* Start DATA EXTRACT *
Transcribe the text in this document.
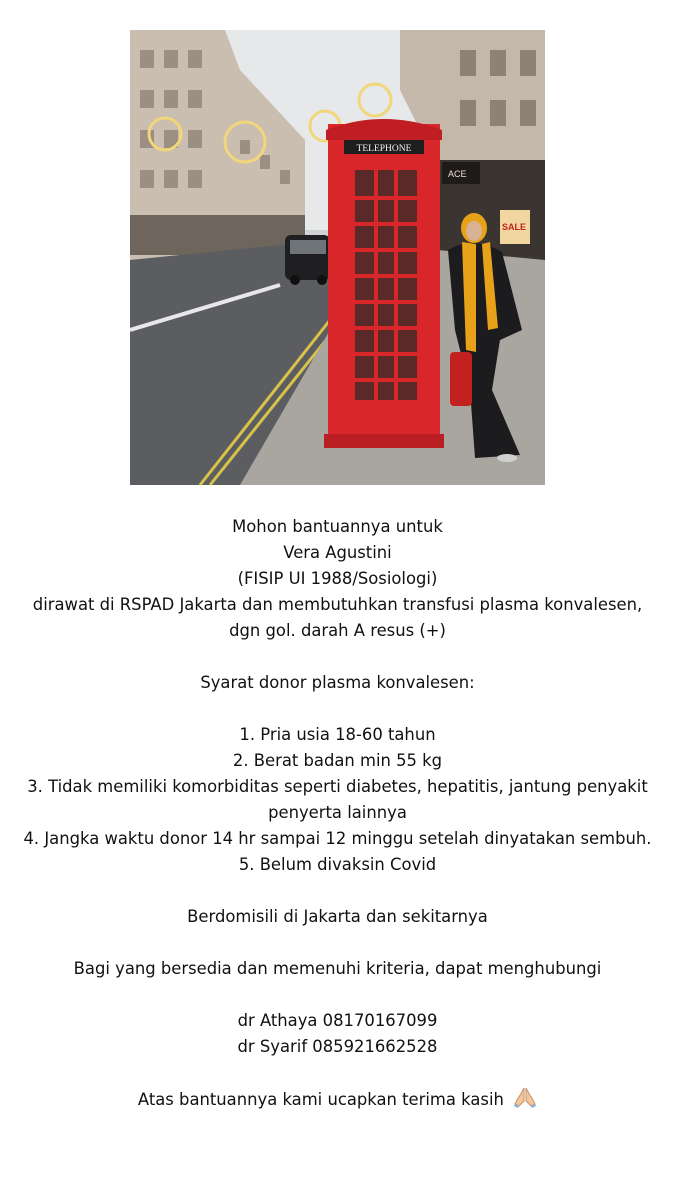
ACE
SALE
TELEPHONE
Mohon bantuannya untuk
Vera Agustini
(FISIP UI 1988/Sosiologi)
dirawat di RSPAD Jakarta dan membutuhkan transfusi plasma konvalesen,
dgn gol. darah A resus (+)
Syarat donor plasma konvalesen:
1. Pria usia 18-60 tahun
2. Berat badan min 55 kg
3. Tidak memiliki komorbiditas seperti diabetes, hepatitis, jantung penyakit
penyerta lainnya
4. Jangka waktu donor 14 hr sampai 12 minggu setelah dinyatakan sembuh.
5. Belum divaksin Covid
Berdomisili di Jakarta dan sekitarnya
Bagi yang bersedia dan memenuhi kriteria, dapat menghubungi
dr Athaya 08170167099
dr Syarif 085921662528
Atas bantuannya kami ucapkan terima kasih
* End DATA EXTRACT *
**TO DO**
Look through the entries above; copy each line where the string "plasma" appears.

**TASK SOLUTION**
dirawat di RSPAD Jakarta dan membutuhkan transfusi plasma konvalesen,
Syarat donor plasma konvalesen:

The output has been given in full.